Render the material below as a JSON list of strings, one string per line, from its first line through the line containing "cell-streamer-name: BrokenAdmin: [905, 339, 985, 356]", including both ends and omitting any blank lines.

● **RECORDS TO USE**
··········

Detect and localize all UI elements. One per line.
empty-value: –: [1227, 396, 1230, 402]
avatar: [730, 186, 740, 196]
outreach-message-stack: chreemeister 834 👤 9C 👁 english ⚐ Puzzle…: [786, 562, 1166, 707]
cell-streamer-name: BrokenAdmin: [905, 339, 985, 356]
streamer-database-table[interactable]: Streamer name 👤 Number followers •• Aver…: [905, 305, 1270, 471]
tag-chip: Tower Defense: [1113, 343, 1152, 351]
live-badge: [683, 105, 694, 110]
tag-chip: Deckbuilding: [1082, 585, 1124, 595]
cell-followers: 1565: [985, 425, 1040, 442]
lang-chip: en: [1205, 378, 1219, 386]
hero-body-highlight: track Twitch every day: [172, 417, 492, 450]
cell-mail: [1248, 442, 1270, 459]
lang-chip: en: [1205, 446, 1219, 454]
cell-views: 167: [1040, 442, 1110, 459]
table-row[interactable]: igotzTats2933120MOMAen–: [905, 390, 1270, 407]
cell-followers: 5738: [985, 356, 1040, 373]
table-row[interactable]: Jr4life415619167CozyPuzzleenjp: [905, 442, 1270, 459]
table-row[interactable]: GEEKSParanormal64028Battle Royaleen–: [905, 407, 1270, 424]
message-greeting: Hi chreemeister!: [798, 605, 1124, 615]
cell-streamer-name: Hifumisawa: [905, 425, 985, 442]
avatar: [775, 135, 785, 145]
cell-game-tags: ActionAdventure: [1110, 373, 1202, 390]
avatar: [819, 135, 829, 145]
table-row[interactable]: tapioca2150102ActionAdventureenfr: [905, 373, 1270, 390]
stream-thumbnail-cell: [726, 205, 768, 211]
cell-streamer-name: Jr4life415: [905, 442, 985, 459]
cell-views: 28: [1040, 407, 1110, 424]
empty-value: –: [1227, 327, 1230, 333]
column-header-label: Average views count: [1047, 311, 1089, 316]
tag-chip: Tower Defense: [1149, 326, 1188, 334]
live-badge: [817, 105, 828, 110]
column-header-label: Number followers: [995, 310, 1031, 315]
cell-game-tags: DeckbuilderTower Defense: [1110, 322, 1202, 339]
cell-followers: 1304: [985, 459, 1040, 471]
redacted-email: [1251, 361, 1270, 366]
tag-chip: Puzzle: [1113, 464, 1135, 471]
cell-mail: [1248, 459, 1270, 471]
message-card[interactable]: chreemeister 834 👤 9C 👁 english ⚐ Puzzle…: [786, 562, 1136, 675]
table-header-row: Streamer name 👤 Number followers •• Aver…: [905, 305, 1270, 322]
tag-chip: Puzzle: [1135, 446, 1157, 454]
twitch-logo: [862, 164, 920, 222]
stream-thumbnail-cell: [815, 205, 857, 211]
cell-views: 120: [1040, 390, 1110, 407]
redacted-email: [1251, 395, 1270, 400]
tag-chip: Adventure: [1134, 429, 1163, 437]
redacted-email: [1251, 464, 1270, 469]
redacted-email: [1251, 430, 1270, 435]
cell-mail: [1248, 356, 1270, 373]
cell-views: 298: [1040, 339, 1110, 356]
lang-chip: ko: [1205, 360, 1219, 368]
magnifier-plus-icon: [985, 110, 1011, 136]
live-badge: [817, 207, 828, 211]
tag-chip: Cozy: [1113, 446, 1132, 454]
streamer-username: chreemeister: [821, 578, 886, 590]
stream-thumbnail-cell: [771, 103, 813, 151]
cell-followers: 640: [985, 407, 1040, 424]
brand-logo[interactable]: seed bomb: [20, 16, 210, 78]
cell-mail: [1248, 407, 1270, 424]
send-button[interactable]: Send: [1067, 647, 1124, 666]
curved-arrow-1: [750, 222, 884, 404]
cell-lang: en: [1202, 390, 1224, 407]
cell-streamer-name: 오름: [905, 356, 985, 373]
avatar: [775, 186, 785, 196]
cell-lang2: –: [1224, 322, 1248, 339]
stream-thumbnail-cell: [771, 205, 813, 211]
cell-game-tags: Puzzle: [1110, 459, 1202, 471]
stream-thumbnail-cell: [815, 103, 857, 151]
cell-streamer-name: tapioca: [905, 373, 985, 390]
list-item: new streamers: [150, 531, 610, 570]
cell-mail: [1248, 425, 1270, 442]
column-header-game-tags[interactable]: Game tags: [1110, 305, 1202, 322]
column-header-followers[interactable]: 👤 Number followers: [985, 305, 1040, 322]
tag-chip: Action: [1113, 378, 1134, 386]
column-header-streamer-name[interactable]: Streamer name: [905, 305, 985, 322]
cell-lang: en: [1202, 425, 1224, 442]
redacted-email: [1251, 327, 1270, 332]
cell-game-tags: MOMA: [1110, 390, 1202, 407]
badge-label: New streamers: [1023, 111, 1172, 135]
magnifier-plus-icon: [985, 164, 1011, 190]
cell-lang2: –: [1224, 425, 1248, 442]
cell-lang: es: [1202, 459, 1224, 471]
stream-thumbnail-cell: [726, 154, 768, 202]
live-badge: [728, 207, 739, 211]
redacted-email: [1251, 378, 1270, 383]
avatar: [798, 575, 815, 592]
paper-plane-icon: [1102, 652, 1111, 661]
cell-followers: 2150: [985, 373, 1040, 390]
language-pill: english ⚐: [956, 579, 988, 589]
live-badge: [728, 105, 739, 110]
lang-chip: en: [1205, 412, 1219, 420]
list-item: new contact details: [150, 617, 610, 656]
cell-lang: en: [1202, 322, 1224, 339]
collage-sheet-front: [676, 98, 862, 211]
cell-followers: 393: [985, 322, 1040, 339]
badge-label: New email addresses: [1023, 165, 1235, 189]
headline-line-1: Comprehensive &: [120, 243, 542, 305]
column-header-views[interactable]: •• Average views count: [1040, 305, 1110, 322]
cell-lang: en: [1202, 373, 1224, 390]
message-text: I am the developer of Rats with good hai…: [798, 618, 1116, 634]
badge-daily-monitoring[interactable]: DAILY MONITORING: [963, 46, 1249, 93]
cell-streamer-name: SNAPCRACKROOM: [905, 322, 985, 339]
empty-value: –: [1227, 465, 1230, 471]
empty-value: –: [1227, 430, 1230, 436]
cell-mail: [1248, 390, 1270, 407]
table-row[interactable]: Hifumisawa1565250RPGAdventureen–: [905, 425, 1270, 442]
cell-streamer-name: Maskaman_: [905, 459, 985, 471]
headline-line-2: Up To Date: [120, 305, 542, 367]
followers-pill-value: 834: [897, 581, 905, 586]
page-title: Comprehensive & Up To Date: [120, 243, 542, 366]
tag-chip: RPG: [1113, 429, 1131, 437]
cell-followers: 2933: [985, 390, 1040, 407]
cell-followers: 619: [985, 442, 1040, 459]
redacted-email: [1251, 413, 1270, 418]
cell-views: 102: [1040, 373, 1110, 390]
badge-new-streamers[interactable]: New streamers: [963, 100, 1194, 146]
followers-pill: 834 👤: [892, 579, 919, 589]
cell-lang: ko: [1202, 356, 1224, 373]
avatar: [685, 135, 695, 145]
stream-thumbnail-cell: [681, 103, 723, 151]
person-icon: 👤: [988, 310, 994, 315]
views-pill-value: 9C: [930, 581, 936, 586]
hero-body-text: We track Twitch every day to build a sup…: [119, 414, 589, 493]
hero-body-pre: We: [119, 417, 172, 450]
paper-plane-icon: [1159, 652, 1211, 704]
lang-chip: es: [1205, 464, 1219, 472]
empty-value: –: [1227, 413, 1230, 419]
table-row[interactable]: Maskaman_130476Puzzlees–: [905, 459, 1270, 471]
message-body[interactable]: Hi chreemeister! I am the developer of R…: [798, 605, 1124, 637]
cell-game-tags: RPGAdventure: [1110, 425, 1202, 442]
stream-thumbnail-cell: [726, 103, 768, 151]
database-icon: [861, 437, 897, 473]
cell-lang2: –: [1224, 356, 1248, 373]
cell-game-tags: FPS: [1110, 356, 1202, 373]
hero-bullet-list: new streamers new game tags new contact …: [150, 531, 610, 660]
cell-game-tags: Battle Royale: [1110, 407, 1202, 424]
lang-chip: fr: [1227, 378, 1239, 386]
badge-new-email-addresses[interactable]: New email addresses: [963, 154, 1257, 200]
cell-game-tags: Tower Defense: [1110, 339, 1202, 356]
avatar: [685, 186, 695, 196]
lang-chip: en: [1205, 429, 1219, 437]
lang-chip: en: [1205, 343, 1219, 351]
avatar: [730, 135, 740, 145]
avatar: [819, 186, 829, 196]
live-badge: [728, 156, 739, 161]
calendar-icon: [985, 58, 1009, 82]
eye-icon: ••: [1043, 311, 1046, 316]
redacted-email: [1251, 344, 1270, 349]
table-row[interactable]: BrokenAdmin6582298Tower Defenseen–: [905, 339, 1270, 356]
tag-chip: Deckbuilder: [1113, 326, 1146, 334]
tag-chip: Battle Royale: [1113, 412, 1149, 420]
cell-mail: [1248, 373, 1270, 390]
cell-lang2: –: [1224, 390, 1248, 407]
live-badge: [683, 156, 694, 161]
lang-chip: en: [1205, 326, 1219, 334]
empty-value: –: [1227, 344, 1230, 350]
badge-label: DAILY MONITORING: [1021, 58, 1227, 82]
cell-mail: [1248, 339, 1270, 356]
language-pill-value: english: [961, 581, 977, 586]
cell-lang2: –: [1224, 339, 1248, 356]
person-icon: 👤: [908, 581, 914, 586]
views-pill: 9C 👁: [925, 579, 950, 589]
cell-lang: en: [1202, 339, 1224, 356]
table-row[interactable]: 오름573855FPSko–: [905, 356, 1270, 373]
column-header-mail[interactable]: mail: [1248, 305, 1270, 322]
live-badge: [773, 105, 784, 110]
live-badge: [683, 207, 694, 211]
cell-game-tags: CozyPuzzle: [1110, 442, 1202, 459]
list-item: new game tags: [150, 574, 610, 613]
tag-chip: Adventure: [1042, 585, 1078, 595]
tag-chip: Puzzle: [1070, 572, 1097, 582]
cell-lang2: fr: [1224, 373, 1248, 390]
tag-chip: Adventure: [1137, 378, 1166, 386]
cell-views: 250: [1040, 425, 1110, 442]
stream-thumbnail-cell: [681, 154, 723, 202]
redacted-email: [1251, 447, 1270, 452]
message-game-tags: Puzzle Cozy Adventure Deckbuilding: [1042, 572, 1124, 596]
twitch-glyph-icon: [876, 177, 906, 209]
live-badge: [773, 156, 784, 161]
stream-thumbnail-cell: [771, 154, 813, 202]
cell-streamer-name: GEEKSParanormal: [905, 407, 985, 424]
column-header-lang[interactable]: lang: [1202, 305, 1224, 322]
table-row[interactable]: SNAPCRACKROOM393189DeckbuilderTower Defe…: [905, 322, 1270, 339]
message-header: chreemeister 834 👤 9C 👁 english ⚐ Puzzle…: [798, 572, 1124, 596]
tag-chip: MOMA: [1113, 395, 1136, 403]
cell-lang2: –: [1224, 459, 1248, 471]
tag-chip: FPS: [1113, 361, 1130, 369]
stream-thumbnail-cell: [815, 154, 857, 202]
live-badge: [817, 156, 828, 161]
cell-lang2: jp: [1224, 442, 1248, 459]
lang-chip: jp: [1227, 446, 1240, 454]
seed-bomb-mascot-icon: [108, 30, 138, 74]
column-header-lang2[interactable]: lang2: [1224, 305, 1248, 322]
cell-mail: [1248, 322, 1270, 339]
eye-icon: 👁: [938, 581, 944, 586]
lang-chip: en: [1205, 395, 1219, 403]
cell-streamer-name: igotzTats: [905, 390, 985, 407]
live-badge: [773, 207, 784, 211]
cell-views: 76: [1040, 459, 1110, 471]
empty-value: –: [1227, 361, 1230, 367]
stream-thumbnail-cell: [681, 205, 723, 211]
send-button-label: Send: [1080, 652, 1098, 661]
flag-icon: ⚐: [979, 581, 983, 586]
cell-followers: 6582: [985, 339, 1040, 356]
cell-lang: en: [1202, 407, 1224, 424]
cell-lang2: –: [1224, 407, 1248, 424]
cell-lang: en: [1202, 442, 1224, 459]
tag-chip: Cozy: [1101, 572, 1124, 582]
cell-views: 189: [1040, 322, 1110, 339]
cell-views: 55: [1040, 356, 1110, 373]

··········

● **FINAL ANSWER**
[
  "Detect and localize all UI elements. One per line.",
  "empty-value: –: [1227, 396, 1230, 402]",
  "avatar: [730, 186, 740, 196]",
  "outreach-message-stack: chreemeister 834 👤 9C 👁 english ⚐ Puzzle…: [786, 562, 1166, 707]",
  "cell-streamer-name: BrokenAdmin: [905, 339, 985, 356]"
]